> Written task
Lay out the lines from the start of the listing through the line containing "job-company: Hackett, Rippin" as a Markdown table with the columns n (the row number) and Line (the line itself). Omit blank lines.

Annotated element listing
★ ★ ★ ★ ★ ★ ★

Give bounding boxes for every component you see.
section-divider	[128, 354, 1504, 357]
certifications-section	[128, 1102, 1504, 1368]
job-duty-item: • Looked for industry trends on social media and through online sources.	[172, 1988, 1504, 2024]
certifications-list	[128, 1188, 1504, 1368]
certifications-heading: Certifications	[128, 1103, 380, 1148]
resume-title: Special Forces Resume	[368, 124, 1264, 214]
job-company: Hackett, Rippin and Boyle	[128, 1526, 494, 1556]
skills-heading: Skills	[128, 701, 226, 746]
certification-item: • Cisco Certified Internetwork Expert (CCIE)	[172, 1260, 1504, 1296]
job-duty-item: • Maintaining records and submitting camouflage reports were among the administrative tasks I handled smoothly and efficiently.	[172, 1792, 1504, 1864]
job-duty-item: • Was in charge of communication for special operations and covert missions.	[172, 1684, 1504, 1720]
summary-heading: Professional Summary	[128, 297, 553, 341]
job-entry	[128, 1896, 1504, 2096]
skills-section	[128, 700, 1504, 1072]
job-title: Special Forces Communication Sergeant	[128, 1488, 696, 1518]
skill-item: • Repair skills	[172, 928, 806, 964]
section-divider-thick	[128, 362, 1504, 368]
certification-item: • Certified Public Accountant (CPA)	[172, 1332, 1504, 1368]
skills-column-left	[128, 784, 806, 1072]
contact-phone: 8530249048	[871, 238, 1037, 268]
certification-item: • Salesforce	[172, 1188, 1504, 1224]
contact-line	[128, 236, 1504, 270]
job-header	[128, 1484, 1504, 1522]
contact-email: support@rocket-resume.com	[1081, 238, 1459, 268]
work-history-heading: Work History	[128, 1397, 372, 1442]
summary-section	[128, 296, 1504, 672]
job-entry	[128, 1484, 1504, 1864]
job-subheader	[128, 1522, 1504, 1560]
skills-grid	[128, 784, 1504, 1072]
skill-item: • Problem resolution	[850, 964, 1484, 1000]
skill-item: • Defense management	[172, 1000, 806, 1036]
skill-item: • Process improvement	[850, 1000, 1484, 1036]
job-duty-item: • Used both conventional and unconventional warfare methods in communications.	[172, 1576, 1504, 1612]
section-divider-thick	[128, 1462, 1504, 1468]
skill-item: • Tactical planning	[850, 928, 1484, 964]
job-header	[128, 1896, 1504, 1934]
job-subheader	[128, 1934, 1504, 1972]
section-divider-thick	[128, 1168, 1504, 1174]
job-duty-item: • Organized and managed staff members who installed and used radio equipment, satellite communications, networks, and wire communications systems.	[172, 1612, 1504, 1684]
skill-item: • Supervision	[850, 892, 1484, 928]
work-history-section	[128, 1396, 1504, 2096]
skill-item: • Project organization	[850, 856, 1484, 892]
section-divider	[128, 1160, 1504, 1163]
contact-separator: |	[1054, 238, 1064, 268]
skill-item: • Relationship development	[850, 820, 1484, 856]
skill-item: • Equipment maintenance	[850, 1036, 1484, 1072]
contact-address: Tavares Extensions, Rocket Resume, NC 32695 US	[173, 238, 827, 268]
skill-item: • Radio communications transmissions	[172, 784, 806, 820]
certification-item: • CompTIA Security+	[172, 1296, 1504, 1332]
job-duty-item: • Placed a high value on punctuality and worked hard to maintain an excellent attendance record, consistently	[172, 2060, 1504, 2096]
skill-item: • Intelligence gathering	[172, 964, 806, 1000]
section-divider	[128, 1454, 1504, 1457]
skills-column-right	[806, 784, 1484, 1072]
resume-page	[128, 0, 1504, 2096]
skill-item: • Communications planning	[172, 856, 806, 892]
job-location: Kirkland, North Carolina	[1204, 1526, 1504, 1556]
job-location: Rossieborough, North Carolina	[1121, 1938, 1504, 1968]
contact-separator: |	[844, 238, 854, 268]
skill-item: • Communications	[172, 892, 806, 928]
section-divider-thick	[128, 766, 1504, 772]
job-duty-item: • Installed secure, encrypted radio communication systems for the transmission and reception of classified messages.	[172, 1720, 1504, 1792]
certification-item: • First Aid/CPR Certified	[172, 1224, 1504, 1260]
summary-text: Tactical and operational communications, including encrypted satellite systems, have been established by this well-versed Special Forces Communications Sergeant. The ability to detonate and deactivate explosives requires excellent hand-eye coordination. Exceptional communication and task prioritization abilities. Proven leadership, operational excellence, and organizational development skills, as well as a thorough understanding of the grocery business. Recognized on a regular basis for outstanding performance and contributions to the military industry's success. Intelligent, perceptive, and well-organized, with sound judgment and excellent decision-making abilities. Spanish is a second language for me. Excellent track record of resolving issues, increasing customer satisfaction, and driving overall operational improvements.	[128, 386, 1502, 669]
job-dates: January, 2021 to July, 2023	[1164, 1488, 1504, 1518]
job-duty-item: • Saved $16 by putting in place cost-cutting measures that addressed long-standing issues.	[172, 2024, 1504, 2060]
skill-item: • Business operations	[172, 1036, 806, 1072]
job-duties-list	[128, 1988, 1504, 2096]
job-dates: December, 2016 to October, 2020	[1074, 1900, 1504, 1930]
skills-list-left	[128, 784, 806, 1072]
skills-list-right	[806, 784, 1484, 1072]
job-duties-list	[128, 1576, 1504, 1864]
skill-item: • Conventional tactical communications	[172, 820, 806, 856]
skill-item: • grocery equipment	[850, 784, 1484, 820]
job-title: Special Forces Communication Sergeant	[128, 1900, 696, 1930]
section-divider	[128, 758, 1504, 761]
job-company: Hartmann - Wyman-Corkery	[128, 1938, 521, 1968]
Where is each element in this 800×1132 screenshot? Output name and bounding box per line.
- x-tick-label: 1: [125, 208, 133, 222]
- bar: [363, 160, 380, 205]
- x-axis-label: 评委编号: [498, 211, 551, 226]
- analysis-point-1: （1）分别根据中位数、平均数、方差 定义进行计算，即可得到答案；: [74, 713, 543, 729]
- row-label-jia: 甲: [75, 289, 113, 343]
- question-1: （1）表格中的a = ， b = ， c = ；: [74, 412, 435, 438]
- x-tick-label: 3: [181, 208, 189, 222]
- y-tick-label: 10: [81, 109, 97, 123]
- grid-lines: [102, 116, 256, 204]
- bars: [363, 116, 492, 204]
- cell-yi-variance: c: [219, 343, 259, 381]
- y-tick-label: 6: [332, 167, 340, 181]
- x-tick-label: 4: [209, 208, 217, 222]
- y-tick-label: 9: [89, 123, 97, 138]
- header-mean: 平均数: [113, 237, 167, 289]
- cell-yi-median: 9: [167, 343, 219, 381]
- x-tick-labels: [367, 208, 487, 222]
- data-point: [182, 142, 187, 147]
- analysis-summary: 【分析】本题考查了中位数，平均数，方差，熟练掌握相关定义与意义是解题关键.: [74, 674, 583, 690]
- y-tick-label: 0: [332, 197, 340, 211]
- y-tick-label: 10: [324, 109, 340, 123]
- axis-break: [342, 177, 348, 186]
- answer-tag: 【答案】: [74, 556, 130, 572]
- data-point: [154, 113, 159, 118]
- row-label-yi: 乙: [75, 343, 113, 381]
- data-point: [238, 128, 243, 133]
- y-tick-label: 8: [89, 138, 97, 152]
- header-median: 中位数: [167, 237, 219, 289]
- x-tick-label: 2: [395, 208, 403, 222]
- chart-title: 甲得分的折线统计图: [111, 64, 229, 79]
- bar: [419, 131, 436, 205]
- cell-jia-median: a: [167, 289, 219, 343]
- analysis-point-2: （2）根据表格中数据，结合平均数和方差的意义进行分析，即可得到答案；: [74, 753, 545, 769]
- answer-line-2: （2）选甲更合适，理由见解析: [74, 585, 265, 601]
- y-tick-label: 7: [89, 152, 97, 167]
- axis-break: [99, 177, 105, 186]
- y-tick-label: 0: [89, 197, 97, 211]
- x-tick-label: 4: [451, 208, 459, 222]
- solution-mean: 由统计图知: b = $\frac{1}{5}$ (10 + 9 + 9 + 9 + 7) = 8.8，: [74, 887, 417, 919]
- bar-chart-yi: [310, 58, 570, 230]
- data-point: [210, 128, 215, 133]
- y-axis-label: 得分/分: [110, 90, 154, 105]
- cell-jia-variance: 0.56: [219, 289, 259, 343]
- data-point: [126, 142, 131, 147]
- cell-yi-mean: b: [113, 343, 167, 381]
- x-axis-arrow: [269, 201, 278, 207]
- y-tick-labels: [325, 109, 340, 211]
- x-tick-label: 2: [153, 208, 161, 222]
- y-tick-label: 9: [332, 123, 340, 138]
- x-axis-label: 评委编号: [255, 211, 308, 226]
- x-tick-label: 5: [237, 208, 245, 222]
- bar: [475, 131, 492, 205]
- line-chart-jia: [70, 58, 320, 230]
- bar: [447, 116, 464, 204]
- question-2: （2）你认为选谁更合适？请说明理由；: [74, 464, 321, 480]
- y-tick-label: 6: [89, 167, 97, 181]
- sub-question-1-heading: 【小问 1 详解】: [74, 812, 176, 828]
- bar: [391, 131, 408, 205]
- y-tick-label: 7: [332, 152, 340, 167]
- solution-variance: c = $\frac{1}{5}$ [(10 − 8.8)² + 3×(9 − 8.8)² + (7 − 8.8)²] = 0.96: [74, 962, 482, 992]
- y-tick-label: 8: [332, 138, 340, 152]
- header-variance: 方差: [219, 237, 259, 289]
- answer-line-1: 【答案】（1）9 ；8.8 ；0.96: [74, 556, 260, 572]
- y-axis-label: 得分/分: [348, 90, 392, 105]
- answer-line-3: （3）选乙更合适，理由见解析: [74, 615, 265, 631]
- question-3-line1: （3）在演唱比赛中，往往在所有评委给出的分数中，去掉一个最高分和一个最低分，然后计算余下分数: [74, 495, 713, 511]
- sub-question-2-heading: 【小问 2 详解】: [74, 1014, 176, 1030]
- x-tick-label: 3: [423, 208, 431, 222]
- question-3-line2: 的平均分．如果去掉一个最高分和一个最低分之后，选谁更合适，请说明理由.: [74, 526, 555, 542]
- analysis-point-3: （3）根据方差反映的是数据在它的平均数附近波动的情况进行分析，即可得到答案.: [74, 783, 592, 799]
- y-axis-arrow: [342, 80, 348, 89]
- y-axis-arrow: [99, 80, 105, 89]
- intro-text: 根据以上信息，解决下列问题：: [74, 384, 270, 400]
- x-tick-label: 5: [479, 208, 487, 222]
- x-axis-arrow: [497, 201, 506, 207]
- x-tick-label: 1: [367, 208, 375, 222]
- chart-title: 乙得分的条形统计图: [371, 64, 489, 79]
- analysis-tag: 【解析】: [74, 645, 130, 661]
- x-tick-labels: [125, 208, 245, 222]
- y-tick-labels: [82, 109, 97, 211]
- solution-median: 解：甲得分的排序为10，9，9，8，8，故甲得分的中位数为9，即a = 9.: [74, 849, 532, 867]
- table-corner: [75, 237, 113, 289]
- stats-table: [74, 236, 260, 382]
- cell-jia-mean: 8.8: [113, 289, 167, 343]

★ ★ ★ ★ ★ ★ ★

> Answer to the problem
| n | Line |
|---|---|
| 1 | Give bounding boxes for every component you see. |
| 2 | section-divider	[128, 354, 1504, 357] |
| 3 | certifications-section	[128, 1102, 1504, 1368] |
| 4 | job-duty-item: • Looked for industry trends on social media and through online sources.	[172, 1988, 1504, 2024] |
| 5 | certifications-list	[128, 1188, 1504, 1368] |
| 6 | certifications-heading: Certifications	[128, 1103, 380, 1148] |
| 7 | resume-title: Special Forces Resume	[368, 124, 1264, 214] |
| 8 | job-company: Hackett, Rippin and Boyle	[128, 1526, 494, 1556] |